SHORT EXERCISE: Every entry below should be repeated exactly; the pictures should not.

## BEGIN

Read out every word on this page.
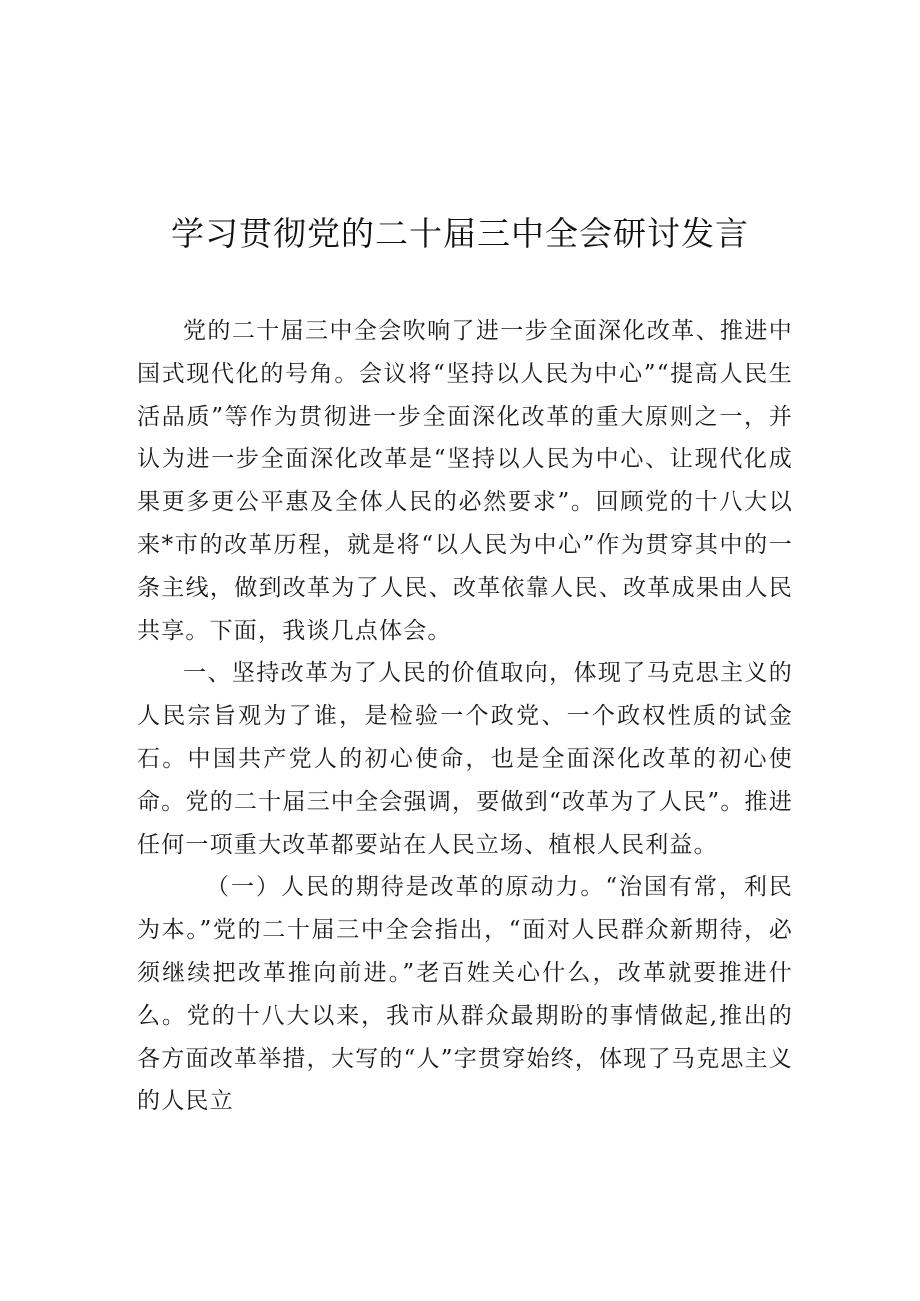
学习贯彻党的二十届三中全会研讨发言

党的二十届三中全会吹响了进一步全面深化改革、推进中国式现代化的号角。会议将“坚持以人民为中心”“提高人民生活品质”等作为贯彻进一步全面深化改革的重大原则之一，并认为进一步全面深化改革是“坚持以人民为中心、让现代化成果更多更公平惠及全体人民的必然要求”。回顾党的十八大以来*市的改革历程，就是将“以人民为中心”作为贯穿其中的一条主线，做到改革为了人民、改革依靠人民、改革成果由人民共享。下面，我谈几点体会。

一、坚持改革为了人民的价值取向，体现了马克思主义的人民宗旨观为了谁，是检验一个政党、一个政权性质的试金石。中国共产党人的初心使命，也是全面深化改革的初心使命。党的二十届三中全会强调，要做到“改革为了人民”。推进任何一项重大改革都要站在人民立场、植根人民利益。

（一）人民的期待是改革的原动力。“治国有常，利民为本。”党的二十届三中全会指出，“面对人民群众新期待，必须继续把改革推向前进。”老百姓关心什么，改革就要推进什么。党的十八大以来，我市从群众最期盼的事情做起,推出的各方面改革举措，大写的“人”字贯穿始终，体现了马克思主义的人民立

## END

REPLY:
Read out every word on this page.
学习贯彻党的二十届三中全会研讨发言

党的二十届三中全会吹响了进一步全面深化改革、推进中国式现代化的号角。会议将“坚持以人民为中心”“提高人民生活品质”等作为贯彻进一步全面深化改革的重大原则之一，并认为进一步全面深化改革是“坚持以人民为中心、让现代化成果更多更公平惠及全体人民的必然要求”。回顾党的十八大以来*市的改革历程，就是将“以人民为中心”作为贯穿其中的一条主线，做到改革为了人民、改革依靠人民、改革成果由人民共享。下面，我谈几点体会。

一、坚持改革为了人民的价值取向，体现了马克思主义的人民宗旨观为了谁，是检验一个政党、一个政权性质的试金石。中国共产党人的初心使命，也是全面深化改革的初心使命。党的二十届三中全会强调，要做到“改革为了人民”。推进任何一项重大改革都要站在人民立场、植根人民利益。

（一）人民的期待是改革的原动力。“治国有常，利民为本。”党的二十届三中全会指出，“面对人民群众新期待，必须继续把改革推向前进。”老百姓关心什么，改革就要推进什么。党的十八大以来，我市从群众最期盼的事情做起,推出的各方面改革举措，大写的“人”字贯穿始终，体现了马克思主义的人民立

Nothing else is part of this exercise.